▶ [Provided material]
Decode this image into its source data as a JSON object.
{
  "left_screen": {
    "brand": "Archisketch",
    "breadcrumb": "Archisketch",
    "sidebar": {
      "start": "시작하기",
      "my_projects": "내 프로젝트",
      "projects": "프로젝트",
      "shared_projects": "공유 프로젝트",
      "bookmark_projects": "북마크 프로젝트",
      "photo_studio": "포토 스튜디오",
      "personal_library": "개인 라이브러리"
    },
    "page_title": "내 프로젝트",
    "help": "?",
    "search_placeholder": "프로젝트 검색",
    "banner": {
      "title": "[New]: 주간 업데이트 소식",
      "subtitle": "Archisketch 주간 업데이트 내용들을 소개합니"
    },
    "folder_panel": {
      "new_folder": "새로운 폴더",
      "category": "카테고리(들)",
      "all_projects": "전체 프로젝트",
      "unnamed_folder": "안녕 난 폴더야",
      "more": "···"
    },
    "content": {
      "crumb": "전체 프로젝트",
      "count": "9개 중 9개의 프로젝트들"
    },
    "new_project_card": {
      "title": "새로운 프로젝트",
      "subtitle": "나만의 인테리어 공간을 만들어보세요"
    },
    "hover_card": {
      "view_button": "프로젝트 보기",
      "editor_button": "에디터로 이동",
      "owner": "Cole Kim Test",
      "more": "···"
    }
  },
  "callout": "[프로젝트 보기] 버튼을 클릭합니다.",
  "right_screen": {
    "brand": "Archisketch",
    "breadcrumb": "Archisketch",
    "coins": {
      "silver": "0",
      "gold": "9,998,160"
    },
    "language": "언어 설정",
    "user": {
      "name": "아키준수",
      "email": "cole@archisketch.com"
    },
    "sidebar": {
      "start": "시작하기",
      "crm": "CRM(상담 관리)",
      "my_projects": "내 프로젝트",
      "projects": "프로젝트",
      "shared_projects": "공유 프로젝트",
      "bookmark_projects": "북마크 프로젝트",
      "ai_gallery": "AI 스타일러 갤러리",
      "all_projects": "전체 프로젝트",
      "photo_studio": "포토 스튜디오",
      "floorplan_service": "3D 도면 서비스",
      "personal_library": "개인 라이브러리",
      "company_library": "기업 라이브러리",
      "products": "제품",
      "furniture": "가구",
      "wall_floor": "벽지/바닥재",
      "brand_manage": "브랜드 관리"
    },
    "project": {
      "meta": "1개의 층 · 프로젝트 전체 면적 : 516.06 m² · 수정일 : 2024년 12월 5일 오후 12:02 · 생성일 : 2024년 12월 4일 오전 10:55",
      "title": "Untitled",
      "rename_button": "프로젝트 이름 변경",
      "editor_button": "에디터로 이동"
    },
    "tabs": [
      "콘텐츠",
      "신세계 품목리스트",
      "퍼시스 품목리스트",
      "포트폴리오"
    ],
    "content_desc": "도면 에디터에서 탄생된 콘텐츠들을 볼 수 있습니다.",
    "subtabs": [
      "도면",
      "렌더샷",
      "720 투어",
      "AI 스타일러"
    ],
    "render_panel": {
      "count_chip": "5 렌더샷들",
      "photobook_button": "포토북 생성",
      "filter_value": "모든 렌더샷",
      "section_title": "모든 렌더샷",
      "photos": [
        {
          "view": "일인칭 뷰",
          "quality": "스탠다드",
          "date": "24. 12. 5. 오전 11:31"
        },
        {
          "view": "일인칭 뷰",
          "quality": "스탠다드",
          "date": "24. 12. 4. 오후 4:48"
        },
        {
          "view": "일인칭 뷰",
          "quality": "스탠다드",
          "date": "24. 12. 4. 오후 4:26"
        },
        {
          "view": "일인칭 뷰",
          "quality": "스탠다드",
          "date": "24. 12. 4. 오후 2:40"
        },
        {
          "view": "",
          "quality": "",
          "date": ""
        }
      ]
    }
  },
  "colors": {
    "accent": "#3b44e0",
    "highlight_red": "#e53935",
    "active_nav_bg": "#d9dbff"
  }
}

▶ [Task brief] Retype every entry word for word.

▶ [Answer below]
Decode this image into its source data as a JSON object.
{
  "left_screen": {
    "brand": "Archisketch",
    "breadcrumb": "Archisketch",
    "sidebar": {
      "start": "시작하기",
      "my_projects": "내 프로젝트",
      "projects": "프로젝트",
      "shared_projects": "공유 프로젝트",
      "bookmark_projects": "북마크 프로젝트",
      "photo_studio": "포토 스튜디오",
      "personal_library": "개인 라이브러리"
    },
    "page_title": "내 프로젝트",
    "help": "?",
    "search_placeholder": "프로젝트 검색",
    "banner": {
      "title": "[New]: 주간 업데이트 소식",
      "subtitle": "Archisketch 주간 업데이트 내용들을 소개합니"
    },
    "folder_panel": {
      "new_folder": "새로운 폴더",
      "category": "카테고리(들)",
      "all_projects": "전체 프로젝트",
      "unnamed_folder": "안녕 난 폴더야",
      "more": "···"
    },
    "content": {
      "crumb": "전체 프로젝트",
      "count": "9개 중 9개의 프로젝트들"
    },
    "new_project_card": {
      "title": "새로운 프로젝트",
      "subtitle": "나만의 인테리어 공간을 만들어보세요"
    },
    "hover_card": {
      "view_button": "프로젝트 보기",
      "editor_button": "에디터로 이동",
      "owner": "Cole Kim Test",
      "more": "···"
    }
  },
  "callout": "[프로젝트 보기] 버튼을 클릭합니다.",
  "right_screen": {
    "brand": "Archisketch",
    "breadcrumb": "Archisketch",
    "coins": {
      "silver": "0",
      "gold": "9,998,160"
    },
    "language": "언어 설정",
    "user": {
      "name": "아키준수",
      "email": "cole@archisketch.com"
    },
    "sidebar": {
      "start": "시작하기",
      "crm": "CRM(상담 관리)",
      "my_projects": "내 프로젝트",
      "projects": "프로젝트",
      "shared_projects": "공유 프로젝트",
      "bookmark_projects": "북마크 프로젝트",
      "ai_gallery": "AI 스타일러 갤러리",
      "all_projects": "전체 프로젝트",
      "photo_studio": "포토 스튜디오",
      "floorplan_service": "3D 도면 서비스",
      "personal_library": "개인 라이브러리",
      "company_library": "기업 라이브러리",
      "products": "제품",
      "furniture": "가구",
      "wall_floor": "벽지/바닥재",
      "brand_manage": "브랜드 관리"
    },
    "project": {
      "meta": "1개의 층 · 프로젝트 전체 면적 : 516.06 m² · 수정일 : 2024년 12월 5일 오후 12:02 · 생성일 : 2024년 12월 4일 오전 10:55",
      "title": "Untitled",
      "rename_button": "프로젝트 이름 변경",
      "editor_button": "에디터로 이동"
    },
    "tabs": [
      "콘텐츠",
      "신세계 품목리스트",
      "퍼시스 품목리스트",
      "포트폴리오"
    ],
    "content_desc": "도면 에디터에서 탄생된 콘텐츠들을 볼 수 있습니다.",
    "subtabs": [
      "도면",
      "렌더샷",
      "720 투어",
      "AI 스타일러"
    ],
    "render_panel": {
      "count_chip": "5 렌더샷들",
      "photobook_button": "포토북 생성",
      "filter_value": "모든 렌더샷",
      "section_title": "모든 렌더샷",
      "photos": [
        {
          "view": "일인칭 뷰",
          "quality": "스탠다드",
          "date": "24. 12. 5. 오전 11:31"
        },
        {
          "view": "일인칭 뷰",
          "quality": "스탠다드",
          "date": "24. 12. 4. 오후 4:48"
        },
        {
          "view": "일인칭 뷰",
          "quality": "스탠다드",
          "date": "24. 12. 4. 오후 4:26"
        },
        {
          "view": "일인칭 뷰",
          "quality": "스탠다드",
          "date": "24. 12. 4. 오후 2:40"
        },
        {
          "view": "",
          "quality": "",
          "date": ""
        }
      ]
    }
  },
  "colors": {
    "accent": "#3b44e0",
    "highlight_red": "#e53935",
    "active_nav_bg": "#d9dbff"
  }
}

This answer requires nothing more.